→ Direction: Search the data for the word "durgun" and copy every line where it occurs.

→ Extracted entries:
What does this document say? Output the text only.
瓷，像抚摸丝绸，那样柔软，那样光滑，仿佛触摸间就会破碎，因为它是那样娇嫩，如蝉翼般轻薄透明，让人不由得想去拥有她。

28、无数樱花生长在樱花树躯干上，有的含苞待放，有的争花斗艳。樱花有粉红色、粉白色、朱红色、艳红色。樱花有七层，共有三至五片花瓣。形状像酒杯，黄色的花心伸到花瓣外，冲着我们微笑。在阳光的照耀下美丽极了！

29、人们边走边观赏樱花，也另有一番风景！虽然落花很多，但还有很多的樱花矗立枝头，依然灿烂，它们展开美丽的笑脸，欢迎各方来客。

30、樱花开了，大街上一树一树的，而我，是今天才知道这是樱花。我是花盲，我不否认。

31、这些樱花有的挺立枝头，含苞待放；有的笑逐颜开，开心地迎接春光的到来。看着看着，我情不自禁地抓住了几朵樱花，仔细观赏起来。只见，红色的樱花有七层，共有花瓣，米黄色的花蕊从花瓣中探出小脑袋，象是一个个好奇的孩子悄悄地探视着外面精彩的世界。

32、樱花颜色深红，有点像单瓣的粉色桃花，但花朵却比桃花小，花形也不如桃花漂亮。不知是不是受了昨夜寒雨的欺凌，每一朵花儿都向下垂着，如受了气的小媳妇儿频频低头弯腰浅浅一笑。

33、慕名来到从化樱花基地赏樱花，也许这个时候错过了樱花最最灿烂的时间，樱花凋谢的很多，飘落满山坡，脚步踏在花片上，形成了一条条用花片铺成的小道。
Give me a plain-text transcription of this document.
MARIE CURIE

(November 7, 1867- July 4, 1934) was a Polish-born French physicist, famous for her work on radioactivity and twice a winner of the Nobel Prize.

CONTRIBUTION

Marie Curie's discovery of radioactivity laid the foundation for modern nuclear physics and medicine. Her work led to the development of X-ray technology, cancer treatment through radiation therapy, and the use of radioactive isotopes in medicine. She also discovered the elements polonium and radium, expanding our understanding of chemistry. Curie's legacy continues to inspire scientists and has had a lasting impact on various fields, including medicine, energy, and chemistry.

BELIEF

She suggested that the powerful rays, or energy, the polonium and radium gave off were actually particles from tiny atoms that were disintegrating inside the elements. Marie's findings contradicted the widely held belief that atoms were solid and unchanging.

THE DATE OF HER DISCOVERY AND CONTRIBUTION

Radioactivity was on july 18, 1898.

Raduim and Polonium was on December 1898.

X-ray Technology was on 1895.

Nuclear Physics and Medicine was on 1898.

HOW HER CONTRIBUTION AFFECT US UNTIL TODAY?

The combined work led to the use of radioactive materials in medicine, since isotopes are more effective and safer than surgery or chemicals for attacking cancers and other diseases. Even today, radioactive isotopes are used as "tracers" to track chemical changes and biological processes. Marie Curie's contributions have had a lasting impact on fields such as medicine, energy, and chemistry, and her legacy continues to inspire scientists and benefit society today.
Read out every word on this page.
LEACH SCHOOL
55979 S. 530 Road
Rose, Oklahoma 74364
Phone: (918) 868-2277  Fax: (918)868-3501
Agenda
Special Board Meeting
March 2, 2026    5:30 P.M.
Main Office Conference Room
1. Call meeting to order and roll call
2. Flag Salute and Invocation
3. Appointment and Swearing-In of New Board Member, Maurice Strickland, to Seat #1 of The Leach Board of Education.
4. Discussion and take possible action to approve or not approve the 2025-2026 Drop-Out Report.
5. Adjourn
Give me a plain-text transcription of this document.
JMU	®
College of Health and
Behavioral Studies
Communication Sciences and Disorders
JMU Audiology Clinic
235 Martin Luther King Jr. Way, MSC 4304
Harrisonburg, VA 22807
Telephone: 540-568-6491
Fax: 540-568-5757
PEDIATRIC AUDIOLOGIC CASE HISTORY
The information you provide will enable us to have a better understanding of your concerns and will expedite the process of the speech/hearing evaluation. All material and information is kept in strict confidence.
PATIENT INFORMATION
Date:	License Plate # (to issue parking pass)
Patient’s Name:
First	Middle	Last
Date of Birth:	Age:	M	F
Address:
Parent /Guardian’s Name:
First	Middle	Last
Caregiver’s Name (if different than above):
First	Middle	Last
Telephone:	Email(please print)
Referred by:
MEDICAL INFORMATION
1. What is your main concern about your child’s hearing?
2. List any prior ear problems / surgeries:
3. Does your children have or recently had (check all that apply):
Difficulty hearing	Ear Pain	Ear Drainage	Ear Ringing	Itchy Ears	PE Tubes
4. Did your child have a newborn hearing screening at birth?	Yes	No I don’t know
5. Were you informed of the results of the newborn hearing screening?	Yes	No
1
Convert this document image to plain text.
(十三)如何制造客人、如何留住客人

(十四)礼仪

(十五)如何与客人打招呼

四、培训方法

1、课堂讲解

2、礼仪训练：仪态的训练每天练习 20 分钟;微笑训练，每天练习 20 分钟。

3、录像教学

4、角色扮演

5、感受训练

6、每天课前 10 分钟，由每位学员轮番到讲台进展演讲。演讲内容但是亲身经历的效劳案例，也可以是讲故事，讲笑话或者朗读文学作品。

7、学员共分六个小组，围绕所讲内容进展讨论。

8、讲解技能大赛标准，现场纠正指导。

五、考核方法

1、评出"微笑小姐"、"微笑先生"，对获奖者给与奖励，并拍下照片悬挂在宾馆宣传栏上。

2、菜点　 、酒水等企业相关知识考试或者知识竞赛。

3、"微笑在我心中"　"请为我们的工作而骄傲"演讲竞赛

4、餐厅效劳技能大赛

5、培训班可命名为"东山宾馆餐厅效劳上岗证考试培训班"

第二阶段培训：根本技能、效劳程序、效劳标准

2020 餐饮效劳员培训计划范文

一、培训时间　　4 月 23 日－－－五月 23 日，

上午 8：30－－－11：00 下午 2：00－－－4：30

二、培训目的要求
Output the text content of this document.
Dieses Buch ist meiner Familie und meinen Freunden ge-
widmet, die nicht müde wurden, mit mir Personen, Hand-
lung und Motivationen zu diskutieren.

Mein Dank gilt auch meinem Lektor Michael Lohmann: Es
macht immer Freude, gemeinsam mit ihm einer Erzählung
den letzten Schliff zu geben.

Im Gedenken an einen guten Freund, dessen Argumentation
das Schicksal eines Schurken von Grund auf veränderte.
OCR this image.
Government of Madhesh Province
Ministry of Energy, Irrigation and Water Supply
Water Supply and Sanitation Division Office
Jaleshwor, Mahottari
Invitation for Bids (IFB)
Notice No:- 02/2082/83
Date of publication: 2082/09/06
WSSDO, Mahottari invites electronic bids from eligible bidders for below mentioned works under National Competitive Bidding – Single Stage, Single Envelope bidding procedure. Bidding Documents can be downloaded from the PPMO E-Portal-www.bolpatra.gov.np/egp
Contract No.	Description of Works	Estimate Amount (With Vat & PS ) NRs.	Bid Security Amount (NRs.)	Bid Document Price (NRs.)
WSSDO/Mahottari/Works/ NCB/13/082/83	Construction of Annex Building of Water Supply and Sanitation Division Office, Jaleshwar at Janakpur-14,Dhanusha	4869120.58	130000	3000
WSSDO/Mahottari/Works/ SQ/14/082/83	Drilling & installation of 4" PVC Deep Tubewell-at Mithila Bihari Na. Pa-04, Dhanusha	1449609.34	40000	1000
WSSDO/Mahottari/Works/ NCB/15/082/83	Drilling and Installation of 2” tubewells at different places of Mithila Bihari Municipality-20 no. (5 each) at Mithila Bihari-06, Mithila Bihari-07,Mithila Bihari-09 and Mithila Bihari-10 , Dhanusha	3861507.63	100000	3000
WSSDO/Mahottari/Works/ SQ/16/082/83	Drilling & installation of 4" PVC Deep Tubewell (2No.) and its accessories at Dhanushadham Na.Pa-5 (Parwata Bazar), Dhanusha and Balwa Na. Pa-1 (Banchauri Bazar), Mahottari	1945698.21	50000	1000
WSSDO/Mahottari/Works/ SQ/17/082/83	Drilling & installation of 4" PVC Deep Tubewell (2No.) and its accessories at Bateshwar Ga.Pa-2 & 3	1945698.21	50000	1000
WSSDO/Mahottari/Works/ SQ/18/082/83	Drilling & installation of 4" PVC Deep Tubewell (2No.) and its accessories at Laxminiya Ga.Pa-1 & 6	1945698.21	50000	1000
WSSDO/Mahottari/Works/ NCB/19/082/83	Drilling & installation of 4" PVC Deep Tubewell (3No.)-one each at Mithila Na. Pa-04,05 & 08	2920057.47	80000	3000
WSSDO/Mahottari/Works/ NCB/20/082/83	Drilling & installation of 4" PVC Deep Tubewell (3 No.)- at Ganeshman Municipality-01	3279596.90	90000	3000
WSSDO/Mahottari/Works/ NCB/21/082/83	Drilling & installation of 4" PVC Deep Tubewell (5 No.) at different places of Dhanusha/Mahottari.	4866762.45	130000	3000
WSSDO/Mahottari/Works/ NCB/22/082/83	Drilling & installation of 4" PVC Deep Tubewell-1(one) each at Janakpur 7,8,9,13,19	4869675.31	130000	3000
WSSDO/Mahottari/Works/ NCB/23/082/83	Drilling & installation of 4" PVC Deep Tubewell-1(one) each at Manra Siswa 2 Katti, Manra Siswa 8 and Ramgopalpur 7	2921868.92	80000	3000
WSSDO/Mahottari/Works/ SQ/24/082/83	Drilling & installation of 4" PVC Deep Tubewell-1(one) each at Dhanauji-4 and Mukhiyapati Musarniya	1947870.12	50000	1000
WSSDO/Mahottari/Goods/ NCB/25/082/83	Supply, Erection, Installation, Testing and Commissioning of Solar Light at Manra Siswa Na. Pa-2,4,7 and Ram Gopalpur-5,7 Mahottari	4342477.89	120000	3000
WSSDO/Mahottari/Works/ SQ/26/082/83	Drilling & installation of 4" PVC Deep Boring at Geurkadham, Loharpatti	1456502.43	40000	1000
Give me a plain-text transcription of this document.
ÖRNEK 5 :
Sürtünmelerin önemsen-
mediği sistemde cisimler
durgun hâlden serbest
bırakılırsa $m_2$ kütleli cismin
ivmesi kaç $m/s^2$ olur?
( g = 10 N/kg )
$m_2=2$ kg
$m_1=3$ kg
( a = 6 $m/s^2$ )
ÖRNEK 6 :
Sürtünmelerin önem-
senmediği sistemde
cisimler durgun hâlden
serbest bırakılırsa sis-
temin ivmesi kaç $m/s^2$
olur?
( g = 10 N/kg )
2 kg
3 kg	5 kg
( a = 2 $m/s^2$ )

→ Answer:
durgun hâlden serbest
cisimler durgun hâlden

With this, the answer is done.